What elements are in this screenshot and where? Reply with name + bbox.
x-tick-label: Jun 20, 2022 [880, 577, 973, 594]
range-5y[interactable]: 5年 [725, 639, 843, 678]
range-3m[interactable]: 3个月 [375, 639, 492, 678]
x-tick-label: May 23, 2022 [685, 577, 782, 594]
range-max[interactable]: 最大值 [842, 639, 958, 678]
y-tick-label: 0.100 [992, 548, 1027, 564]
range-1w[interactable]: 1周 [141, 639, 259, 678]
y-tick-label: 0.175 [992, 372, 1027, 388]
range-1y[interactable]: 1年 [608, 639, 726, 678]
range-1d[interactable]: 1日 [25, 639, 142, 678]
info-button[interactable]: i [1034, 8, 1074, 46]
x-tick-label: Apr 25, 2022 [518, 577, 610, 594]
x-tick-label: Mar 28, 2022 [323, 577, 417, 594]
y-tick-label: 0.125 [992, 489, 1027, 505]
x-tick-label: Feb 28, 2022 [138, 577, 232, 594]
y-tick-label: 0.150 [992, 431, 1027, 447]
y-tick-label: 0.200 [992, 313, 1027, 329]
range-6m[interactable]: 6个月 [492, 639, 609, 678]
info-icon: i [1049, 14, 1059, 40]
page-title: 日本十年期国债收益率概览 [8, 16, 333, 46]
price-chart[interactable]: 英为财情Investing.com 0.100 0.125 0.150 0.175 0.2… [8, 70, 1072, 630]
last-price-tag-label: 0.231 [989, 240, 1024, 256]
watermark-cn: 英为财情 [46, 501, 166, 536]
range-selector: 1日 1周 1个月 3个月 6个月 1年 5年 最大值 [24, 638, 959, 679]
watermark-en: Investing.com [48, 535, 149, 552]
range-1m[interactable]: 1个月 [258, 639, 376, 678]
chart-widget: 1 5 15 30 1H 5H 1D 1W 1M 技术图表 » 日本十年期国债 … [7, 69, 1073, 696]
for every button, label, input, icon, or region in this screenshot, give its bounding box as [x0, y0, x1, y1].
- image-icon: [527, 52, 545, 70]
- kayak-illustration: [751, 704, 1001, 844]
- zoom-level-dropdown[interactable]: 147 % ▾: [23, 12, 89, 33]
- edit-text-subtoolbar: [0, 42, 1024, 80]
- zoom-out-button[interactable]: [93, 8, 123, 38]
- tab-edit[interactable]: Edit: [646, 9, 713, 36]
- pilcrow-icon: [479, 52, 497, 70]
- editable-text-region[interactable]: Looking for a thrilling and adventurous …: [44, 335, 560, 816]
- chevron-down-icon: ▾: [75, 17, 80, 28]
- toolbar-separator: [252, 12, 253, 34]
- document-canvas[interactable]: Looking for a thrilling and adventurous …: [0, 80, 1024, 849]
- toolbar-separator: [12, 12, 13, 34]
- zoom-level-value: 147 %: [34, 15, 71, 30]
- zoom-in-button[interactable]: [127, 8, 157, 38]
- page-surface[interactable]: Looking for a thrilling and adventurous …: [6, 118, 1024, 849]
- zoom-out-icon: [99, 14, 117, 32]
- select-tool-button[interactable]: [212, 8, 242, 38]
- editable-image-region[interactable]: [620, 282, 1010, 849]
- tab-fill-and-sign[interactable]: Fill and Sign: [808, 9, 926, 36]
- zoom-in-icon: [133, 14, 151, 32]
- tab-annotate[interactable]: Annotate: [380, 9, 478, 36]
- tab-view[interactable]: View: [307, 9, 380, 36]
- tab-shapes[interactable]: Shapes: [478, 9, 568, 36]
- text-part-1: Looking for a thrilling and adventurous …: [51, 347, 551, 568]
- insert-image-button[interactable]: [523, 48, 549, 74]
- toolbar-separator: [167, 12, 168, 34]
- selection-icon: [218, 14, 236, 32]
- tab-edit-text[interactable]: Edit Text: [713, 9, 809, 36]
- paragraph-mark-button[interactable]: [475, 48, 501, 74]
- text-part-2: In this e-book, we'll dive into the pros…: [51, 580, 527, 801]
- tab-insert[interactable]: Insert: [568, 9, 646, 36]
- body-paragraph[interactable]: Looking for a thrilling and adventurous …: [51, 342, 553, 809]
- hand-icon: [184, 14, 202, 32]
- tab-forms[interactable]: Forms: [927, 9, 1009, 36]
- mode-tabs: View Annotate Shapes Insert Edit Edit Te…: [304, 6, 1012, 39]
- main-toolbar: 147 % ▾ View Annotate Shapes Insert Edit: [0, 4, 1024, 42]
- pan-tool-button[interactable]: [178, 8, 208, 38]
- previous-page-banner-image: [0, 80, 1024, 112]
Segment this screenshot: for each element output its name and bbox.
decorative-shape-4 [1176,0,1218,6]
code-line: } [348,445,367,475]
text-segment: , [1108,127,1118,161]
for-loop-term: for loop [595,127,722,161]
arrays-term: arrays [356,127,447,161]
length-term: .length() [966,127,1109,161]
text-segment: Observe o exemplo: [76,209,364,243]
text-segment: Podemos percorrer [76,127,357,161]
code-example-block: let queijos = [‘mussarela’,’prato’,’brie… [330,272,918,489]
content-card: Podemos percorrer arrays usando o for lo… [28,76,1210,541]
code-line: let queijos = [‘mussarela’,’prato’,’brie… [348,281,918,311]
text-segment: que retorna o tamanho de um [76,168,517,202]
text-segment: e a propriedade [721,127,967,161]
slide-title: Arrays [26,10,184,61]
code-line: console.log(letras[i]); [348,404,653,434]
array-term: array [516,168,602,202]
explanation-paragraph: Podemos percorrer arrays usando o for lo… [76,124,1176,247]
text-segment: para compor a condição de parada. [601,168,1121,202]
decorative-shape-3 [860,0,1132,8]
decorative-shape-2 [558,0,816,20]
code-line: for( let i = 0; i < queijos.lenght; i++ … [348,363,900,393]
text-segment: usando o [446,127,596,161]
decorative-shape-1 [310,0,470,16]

### Task goal:
In all the records, swap "text-segment" for "text-span" and leave everything else unchanged.

### Finished exercise:
What elements are in this screenshot and where? Reply with name + bbox.
x-tick-label: Jun 20, 2022 [880, 577, 973, 594]
range-5y[interactable]: 5年 [725, 639, 843, 678]
range-3m[interactable]: 3个月 [375, 639, 492, 678]
x-tick-label: May 23, 2022 [685, 577, 782, 594]
range-max[interactable]: 最大值 [842, 639, 958, 678]
y-tick-label: 0.100 [992, 548, 1027, 564]
range-1w[interactable]: 1周 [141, 639, 259, 678]
y-tick-label: 0.175 [992, 372, 1027, 388]
range-1y[interactable]: 1年 [608, 639, 726, 678]
range-1d[interactable]: 1日 [25, 639, 142, 678]
info-button[interactable]: i [1034, 8, 1074, 46]
x-tick-label: Apr 25, 2022 [518, 577, 610, 594]
x-tick-label: Mar 28, 2022 [323, 577, 417, 594]
y-tick-label: 0.125 [992, 489, 1027, 505]
x-tick-label: Feb 28, 2022 [138, 577, 232, 594]
y-tick-label: 0.150 [992, 431, 1027, 447]
y-tick-label: 0.200 [992, 313, 1027, 329]
range-6m[interactable]: 6个月 [492, 639, 609, 678]
info-icon: i [1049, 14, 1059, 40]
page-title: 日本十年期国债收益率概览 [8, 16, 333, 46]
price-chart[interactable]: 英为财情Investing.com 0.100 0.125 0.150 0.175 0.2… [8, 70, 1072, 630]
last-price-tag-label: 0.231 [989, 240, 1024, 256]
watermark-cn: 英为财情 [46, 501, 166, 536]
range-selector: 1日 1周 1个月 3个月 6个月 1年 5年 最大值 [24, 638, 959, 679]
watermark-en: Investing.com [48, 535, 149, 552]
range-1m[interactable]: 1个月 [258, 639, 376, 678]
chart-widget: 1 5 15 30 1H 5H 1D 1W 1M 技术图表 » 日本十年期国债 … [7, 69, 1073, 696]
for every button, label, input, icon, or region in this screenshot, give its bounding box as [x0, y0, x1, y1].
- image-icon: [527, 52, 545, 70]
- kayak-illustration: [751, 704, 1001, 844]
- zoom-level-dropdown[interactable]: 147 % ▾: [23, 12, 89, 33]
- edit-text-subtoolbar: [0, 42, 1024, 80]
- zoom-out-button[interactable]: [93, 8, 123, 38]
- tab-edit[interactable]: Edit: [646, 9, 713, 36]
- pilcrow-icon: [479, 52, 497, 70]
- editable-text-region[interactable]: Looking for a thrilling and adventurous …: [44, 335, 560, 816]
- chevron-down-icon: ▾: [75, 17, 80, 28]
- toolbar-separator: [252, 12, 253, 34]
- document-canvas[interactable]: Looking for a thrilling and adventurous …: [0, 80, 1024, 849]
- toolbar-separator: [12, 12, 13, 34]
- zoom-level-value: 147 %: [34, 15, 71, 30]
- zoom-in-button[interactable]: [127, 8, 157, 38]
- page-surface[interactable]: Looking for a thrilling and adventurous …: [6, 118, 1024, 849]
- zoom-out-icon: [99, 14, 117, 32]
- select-tool-button[interactable]: [212, 8, 242, 38]
- editable-image-region[interactable]: [620, 282, 1010, 849]
- tab-fill-and-sign[interactable]: Fill and Sign: [808, 9, 926, 36]
- zoom-in-icon: [133, 14, 151, 32]
- tab-annotate[interactable]: Annotate: [380, 9, 478, 36]
- tab-view[interactable]: View: [307, 9, 380, 36]
- tab-shapes[interactable]: Shapes: [478, 9, 568, 36]
- text-part-1: Looking for a thrilling and adventurous …: [51, 347, 551, 568]
- insert-image-button[interactable]: [523, 48, 549, 74]
- toolbar-separator: [167, 12, 168, 34]
- selection-icon: [218, 14, 236, 32]
- tab-edit-text[interactable]: Edit Text: [713, 9, 809, 36]
- paragraph-mark-button[interactable]: [475, 48, 501, 74]
- text-part-2: In this e-book, we'll dive into the pros…: [51, 580, 527, 801]
- tab-insert[interactable]: Insert: [568, 9, 646, 36]
- body-paragraph[interactable]: Looking for a thrilling and adventurous …: [51, 342, 553, 809]
- hand-icon: [184, 14, 202, 32]
- tab-forms[interactable]: Forms: [927, 9, 1009, 36]
- mode-tabs: View Annotate Shapes Insert Edit Edit Te…: [304, 6, 1012, 39]
- main-toolbar: 147 % ▾ View Annotate Shapes Insert Edit: [0, 4, 1024, 42]
- pan-tool-button[interactable]: [178, 8, 208, 38]
- previous-page-banner-image: [0, 80, 1024, 112]
Segment this screenshot: for each element output its name and bbox.
decorative-shape-4 [1176,0,1218,6]
code-line: } [348,445,367,475]
text-span: , [1108,127,1118,161]
for-loop-term: for loop [595,127,722,161]
arrays-term: arrays [356,127,447,161]
length-term: .length() [966,127,1109,161]
text-span: Observe o exemplo: [76,209,364,243]
text-span: Podemos percorrer [76,127,357,161]
code-example-block: let queijos = [‘mussarela’,’prato’,’brie… [330,272,918,489]
content-card: Podemos percorrer arrays usando o for lo… [28,76,1210,541]
code-line: let queijos = [‘mussarela’,’prato’,’brie… [348,281,918,311]
text-span: que retorna o tamanho de um [76,168,517,202]
text-span: e a propriedade [721,127,967,161]
slide-title: Arrays [26,10,184,61]
code-line: console.log(letras[i]); [348,404,653,434]
array-term: array [516,168,602,202]
explanation-paragraph: Podemos percorrer arrays usando o for lo… [76,124,1176,247]
text-span: para compor a condição de parada. [601,168,1121,202]
decorative-shape-3 [860,0,1132,8]
decorative-shape-2 [558,0,816,20]
code-line: for( let i = 0; i < queijos.lenght; i++ … [348,363,900,393]
text-span: usando o [446,127,596,161]
decorative-shape-1 [310,0,470,16]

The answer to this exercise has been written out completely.